WORK TO DO: Read the data and repeat it in full, exactly.

DATA SUPPLIED:
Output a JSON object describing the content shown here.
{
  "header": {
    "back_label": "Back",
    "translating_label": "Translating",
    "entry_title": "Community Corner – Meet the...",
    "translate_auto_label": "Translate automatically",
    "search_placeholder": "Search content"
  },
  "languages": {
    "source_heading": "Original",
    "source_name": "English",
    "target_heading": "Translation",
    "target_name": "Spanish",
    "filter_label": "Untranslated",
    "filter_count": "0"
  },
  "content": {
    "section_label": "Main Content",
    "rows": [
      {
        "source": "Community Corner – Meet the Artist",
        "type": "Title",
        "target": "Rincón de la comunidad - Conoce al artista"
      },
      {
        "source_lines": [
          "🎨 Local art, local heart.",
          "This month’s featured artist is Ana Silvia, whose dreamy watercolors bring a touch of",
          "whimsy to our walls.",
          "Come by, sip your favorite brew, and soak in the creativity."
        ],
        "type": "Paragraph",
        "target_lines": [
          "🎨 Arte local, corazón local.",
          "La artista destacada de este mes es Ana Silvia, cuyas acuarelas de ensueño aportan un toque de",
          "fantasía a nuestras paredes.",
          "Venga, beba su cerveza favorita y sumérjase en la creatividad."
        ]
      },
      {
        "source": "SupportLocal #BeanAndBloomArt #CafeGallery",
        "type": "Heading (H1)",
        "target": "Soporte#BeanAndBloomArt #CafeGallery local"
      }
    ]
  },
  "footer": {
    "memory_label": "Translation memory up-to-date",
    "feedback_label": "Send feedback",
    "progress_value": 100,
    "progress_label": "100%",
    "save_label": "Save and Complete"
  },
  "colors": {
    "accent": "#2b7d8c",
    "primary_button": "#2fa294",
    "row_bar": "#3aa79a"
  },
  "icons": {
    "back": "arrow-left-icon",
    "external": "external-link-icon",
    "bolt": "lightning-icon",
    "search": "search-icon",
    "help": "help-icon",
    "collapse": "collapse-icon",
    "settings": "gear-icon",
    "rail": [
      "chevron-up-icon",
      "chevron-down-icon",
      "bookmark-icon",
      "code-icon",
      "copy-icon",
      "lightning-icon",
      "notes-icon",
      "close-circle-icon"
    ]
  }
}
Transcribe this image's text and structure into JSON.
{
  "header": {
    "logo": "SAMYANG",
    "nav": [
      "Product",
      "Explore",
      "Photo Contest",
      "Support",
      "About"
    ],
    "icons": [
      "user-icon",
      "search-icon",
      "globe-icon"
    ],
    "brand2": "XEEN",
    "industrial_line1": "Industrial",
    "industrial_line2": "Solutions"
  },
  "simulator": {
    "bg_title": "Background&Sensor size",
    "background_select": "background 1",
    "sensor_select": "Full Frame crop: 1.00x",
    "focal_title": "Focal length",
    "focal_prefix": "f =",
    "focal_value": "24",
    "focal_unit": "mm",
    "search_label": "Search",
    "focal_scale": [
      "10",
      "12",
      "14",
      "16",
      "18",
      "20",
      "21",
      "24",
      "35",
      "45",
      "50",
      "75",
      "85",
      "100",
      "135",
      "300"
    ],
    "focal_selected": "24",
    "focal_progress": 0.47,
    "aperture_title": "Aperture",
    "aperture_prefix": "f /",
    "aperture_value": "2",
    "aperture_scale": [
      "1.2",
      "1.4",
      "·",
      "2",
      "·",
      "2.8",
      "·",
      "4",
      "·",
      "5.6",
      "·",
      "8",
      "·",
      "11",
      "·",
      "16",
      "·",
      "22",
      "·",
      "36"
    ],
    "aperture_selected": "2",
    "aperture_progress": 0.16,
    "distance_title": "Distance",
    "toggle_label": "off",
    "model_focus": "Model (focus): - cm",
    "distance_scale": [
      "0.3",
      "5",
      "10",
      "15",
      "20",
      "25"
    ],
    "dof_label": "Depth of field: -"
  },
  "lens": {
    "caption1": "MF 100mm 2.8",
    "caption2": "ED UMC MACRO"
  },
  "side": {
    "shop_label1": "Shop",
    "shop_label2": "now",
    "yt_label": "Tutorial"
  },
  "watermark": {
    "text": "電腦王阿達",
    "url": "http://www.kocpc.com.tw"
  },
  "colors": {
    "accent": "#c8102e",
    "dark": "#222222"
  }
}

SOLUTION TO THE EXERCISE:
Output a JSON object describing the content shown here.
{
  "header": {
    "back_label": "Back",
    "translating_label": "Translating",
    "entry_title": "Community Corner – Meet the...",
    "translate_auto_label": "Translate automatically",
    "search_placeholder": "Search content"
  },
  "languages": {
    "source_heading": "Original",
    "source_name": "English",
    "target_heading": "Translation",
    "target_name": "Spanish",
    "filter_label": "Untranslated",
    "filter_count": "0"
  },
  "content": {
    "section_label": "Main Content",
    "rows": [
      {
        "source": "Community Corner – Meet the Artist",
        "type": "Title",
        "target": "Rincón de la comunidad - Conoce al artista"
      },
      {
        "source_lines": [
          "🎨 Local art, local heart.",
          "This month’s featured artist is Ana Silvia, whose dreamy watercolors bring a touch of",
          "whimsy to our walls.",
          "Come by, sip your favorite brew, and soak in the creativity."
        ],
        "type": "Paragraph",
        "target_lines": [
          "🎨 Arte local, corazón local.",
          "La artista destacada de este mes es Ana Silvia, cuyas acuarelas de ensueño aportan un toque de",
          "fantasía a nuestras paredes.",
          "Venga, beba su cerveza favorita y sumérjase en la creatividad."
        ]
      },
      {
        "source": "SupportLocal #BeanAndBloomArt #CafeGallery",
        "type": "Heading (H1)",
        "target": "Soporte#BeanAndBloomArt #CafeGallery local"
      }
    ]
  },
  "footer": {
    "memory_label": "Translation memory up-to-date",
    "feedback_label": "Send feedback",
    "progress_value": 100,
    "progress_label": "100%",
    "save_label": "Save and Complete"
  },
  "colors": {
    "accent": "#2b7d8c",
    "primary_button": "#2fa294",
    "row_bar": "#3aa79a"
  },
  "icons": {
    "back": "arrow-left-icon",
    "external": "external-link-icon",
    "bolt": "lightning-icon",
    "search": "search-icon",
    "help": "help-icon",
    "collapse": "collapse-icon",
    "settings": "gear-icon",
    "rail": [
      "chevron-up-icon",
      "chevron-down-icon",
      "bookmark-icon",
      "code-icon",
      "copy-icon",
      "lightning-icon",
      "notes-icon",
      "close-circle-icon"
    ]
  }
}
Transcribe this image's text and structure into JSON.
{
  "header": {
    "logo": "SAMYANG",
    "nav": [
      "Product",
      "Explore",
      "Photo Contest",
      "Support",
      "About"
    ],
    "icons": [
      "user-icon",
      "search-icon",
      "globe-icon"
    ],
    "brand2": "XEEN",
    "industrial_line1": "Industrial",
    "industrial_line2": "Solutions"
  },
  "simulator": {
    "bg_title": "Background&Sensor size",
    "background_select": "background 1",
    "sensor_select": "Full Frame crop: 1.00x",
    "focal_title": "Focal length",
    "focal_prefix": "f =",
    "focal_value": "24",
    "focal_unit": "mm",
    "search_label": "Search",
    "focal_scale": [
      "10",
      "12",
      "14",
      "16",
      "18",
      "20",
      "21",
      "24",
      "35",
      "45",
      "50",
      "75",
      "85",
      "100",
      "135",
      "300"
    ],
    "focal_selected": "24",
    "focal_progress": 0.47,
    "aperture_title": "Aperture",
    "aperture_prefix": "f /",
    "aperture_value": "2",
    "aperture_scale": [
      "1.2",
      "1.4",
      "·",
      "2",
      "·",
      "2.8",
      "·",
      "4",
      "·",
      "5.6",
      "·",
      "8",
      "·",
      "11",
      "·",
      "16",
      "·",
      "22",
      "·",
      "36"
    ],
    "aperture_selected": "2",
    "aperture_progress": 0.16,
    "distance_title": "Distance",
    "toggle_label": "off",
    "model_focus": "Model (focus): - cm",
    "distance_scale": [
      "0.3",
      "5",
      "10",
      "15",
      "20",
      "25"
    ],
    "dof_label": "Depth of field: -"
  },
  "lens": {
    "caption1": "MF 100mm 2.8",
    "caption2": "ED UMC MACRO"
  },
  "side": {
    "shop_label1": "Shop",
    "shop_label2": "now",
    "yt_label": "Tutorial"
  },
  "watermark": {
    "text": "電腦王阿達",
    "url": "http://www.kocpc.com.tw"
  },
  "colors": {
    "accent": "#c8102e",
    "dark": "#222222"
  }
}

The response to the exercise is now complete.